Extracts from a graphics dataset:
--- Begin ---
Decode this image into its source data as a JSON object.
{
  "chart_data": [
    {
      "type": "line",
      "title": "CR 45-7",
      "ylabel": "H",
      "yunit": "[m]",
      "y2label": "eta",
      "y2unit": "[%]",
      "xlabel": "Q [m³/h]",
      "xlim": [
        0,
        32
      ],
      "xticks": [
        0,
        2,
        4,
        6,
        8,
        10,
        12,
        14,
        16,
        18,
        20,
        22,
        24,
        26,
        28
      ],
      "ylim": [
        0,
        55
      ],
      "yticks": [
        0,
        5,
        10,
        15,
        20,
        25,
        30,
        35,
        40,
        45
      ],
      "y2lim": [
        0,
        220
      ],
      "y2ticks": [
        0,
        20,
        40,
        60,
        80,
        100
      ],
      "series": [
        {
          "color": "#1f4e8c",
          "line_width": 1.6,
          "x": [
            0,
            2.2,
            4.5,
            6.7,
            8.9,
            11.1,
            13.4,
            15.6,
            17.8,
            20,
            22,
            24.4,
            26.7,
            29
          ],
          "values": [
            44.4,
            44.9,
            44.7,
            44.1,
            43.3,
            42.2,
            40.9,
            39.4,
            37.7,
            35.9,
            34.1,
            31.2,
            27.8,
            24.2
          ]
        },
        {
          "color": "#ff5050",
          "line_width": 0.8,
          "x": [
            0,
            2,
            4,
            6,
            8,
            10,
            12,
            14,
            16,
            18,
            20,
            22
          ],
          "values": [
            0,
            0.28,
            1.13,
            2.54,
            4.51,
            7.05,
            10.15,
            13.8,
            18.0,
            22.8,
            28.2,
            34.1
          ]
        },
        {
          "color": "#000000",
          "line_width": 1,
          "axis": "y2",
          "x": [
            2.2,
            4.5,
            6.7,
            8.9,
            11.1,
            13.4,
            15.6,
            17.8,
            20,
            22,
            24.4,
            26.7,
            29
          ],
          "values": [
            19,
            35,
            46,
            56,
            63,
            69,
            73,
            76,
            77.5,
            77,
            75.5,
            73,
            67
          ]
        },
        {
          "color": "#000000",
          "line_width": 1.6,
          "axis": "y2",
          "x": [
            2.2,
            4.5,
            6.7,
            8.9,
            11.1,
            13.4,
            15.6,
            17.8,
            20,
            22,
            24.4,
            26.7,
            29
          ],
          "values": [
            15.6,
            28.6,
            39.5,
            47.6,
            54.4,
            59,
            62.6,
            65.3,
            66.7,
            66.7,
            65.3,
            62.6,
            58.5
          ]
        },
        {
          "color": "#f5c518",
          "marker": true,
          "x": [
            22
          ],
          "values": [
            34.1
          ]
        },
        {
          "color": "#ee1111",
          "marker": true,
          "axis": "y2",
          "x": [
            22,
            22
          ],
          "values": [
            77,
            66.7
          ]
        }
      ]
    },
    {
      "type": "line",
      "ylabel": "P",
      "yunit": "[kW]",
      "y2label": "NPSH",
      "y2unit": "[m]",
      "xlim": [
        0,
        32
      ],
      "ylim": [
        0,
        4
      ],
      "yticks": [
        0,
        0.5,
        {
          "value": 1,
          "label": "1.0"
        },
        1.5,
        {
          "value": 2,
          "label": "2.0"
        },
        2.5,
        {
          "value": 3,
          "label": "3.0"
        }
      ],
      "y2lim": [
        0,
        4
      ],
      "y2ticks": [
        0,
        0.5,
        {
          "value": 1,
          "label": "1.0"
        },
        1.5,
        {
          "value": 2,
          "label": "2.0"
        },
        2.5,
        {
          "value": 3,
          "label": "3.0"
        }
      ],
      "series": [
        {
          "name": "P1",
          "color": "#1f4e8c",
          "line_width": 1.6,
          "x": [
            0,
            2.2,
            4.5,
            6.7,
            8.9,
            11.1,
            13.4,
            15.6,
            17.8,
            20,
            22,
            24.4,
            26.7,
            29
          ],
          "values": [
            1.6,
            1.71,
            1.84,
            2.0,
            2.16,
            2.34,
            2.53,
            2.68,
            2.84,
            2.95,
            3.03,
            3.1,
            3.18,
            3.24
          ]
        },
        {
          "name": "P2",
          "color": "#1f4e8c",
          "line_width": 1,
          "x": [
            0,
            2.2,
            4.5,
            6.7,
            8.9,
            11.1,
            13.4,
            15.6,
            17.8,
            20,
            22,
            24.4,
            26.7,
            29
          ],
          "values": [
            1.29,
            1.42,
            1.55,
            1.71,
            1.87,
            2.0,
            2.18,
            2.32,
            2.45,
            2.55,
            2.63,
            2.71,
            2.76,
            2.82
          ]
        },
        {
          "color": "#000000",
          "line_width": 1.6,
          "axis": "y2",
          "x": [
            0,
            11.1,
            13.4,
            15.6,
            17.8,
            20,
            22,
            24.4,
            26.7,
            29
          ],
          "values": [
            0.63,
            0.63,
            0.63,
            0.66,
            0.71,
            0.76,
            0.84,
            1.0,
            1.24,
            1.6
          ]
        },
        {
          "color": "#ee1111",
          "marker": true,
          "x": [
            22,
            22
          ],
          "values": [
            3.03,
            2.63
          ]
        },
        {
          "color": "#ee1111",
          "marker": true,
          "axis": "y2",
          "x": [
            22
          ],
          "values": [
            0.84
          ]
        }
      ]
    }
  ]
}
--- End ---
*TASK:*
Retype every record above exactly as written.

*FINAL ANSWER:*
Decode this image into its source data as a JSON object.
{
  "chart_data": [
    {
      "type": "line",
      "title": "CR 45-7",
      "ylabel": "H",
      "yunit": "[m]",
      "y2label": "eta",
      "y2unit": "[%]",
      "xlabel": "Q [m³/h]",
      "xlim": [
        0,
        32
      ],
      "xticks": [
        0,
        2,
        4,
        6,
        8,
        10,
        12,
        14,
        16,
        18,
        20,
        22,
        24,
        26,
        28
      ],
      "ylim": [
        0,
        55
      ],
      "yticks": [
        0,
        5,
        10,
        15,
        20,
        25,
        30,
        35,
        40,
        45
      ],
      "y2lim": [
        0,
        220
      ],
      "y2ticks": [
        0,
        20,
        40,
        60,
        80,
        100
      ],
      "series": [
        {
          "color": "#1f4e8c",
          "line_width": 1.6,
          "x": [
            0,
            2.2,
            4.5,
            6.7,
            8.9,
            11.1,
            13.4,
            15.6,
            17.8,
            20,
            22,
            24.4,
            26.7,
            29
          ],
          "values": [
            44.4,
            44.9,
            44.7,
            44.1,
            43.3,
            42.2,
            40.9,
            39.4,
            37.7,
            35.9,
            34.1,
            31.2,
            27.8,
            24.2
          ]
        },
        {
          "color": "#ff5050",
          "line_width": 0.8,
          "x": [
            0,
            2,
            4,
            6,
            8,
            10,
            12,
            14,
            16,
            18,
            20,
            22
          ],
          "values": [
            0,
            0.28,
            1.13,
            2.54,
            4.51,
            7.05,
            10.15,
            13.8,
            18.0,
            22.8,
            28.2,
            34.1
          ]
        },
        {
          "color": "#000000",
          "line_width": 1,
          "axis": "y2",
          "x": [
            2.2,
            4.5,
            6.7,
            8.9,
            11.1,
            13.4,
            15.6,
            17.8,
            20,
            22,
            24.4,
            26.7,
            29
          ],
          "values": [
            19,
            35,
            46,
            56,
            63,
            69,
            73,
            76,
            77.5,
            77,
            75.5,
            73,
            67
          ]
        },
        {
          "color": "#000000",
          "line_width": 1.6,
          "axis": "y2",
          "x": [
            2.2,
            4.5,
            6.7,
            8.9,
            11.1,
            13.4,
            15.6,
            17.8,
            20,
            22,
            24.4,
            26.7,
            29
          ],
          "values": [
            15.6,
            28.6,
            39.5,
            47.6,
            54.4,
            59,
            62.6,
            65.3,
            66.7,
            66.7,
            65.3,
            62.6,
            58.5
          ]
        },
        {
          "color": "#f5c518",
          "marker": true,
          "x": [
            22
          ],
          "values": [
            34.1
          ]
        },
        {
          "color": "#ee1111",
          "marker": true,
          "axis": "y2",
          "x": [
            22,
            22
          ],
          "values": [
            77,
            66.7
          ]
        }
      ]
    },
    {
      "type": "line",
      "ylabel": "P",
      "yunit": "[kW]",
      "y2label": "NPSH",
      "y2unit": "[m]",
      "xlim": [
        0,
        32
      ],
      "ylim": [
        0,
        4
      ],
      "yticks": [
        0,
        0.5,
        {
          "value": 1,
          "label": "1.0"
        },
        1.5,
        {
          "value": 2,
          "label": "2.0"
        },
        2.5,
        {
          "value": 3,
          "label": "3.0"
        }
      ],
      "y2lim": [
        0,
        4
      ],
      "y2ticks": [
        0,
        0.5,
        {
          "value": 1,
          "label": "1.0"
        },
        1.5,
        {
          "value": 2,
          "label": "2.0"
        },
        2.5,
        {
          "value": 3,
          "label": "3.0"
        }
      ],
      "series": [
        {
          "name": "P1",
          "color": "#1f4e8c",
          "line_width": 1.6,
          "x": [
            0,
            2.2,
            4.5,
            6.7,
            8.9,
            11.1,
            13.4,
            15.6,
            17.8,
            20,
            22,
            24.4,
            26.7,
            29
          ],
          "values": [
            1.6,
            1.71,
            1.84,
            2.0,
            2.16,
            2.34,
            2.53,
            2.68,
            2.84,
            2.95,
            3.03,
            3.1,
            3.18,
            3.24
          ]
        },
        {
          "name": "P2",
          "color": "#1f4e8c",
          "line_width": 1,
          "x": [
            0,
            2.2,
            4.5,
            6.7,
            8.9,
            11.1,
            13.4,
            15.6,
            17.8,
            20,
            22,
            24.4,
            26.7,
            29
          ],
          "values": [
            1.29,
            1.42,
            1.55,
            1.71,
            1.87,
            2.0,
            2.18,
            2.32,
            2.45,
            2.55,
            2.63,
            2.71,
            2.76,
            2.82
          ]
        },
        {
          "color": "#000000",
          "line_width": 1.6,
          "axis": "y2",
          "x": [
            0,
            11.1,
            13.4,
            15.6,
            17.8,
            20,
            22,
            24.4,
            26.7,
            29
          ],
          "values": [
            0.63,
            0.63,
            0.63,
            0.66,
            0.71,
            0.76,
            0.84,
            1.0,
            1.24,
            1.6
          ]
        },
        {
          "color": "#ee1111",
          "marker": true,
          "x": [
            22,
            22
          ],
          "values": [
            3.03,
            2.63
          ]
        },
        {
          "color": "#ee1111",
          "marker": true,
          "axis": "y2",
          "x": [
            22
          ],
          "values": [
            0.84
          ]
        }
      ]
    }
  ]
}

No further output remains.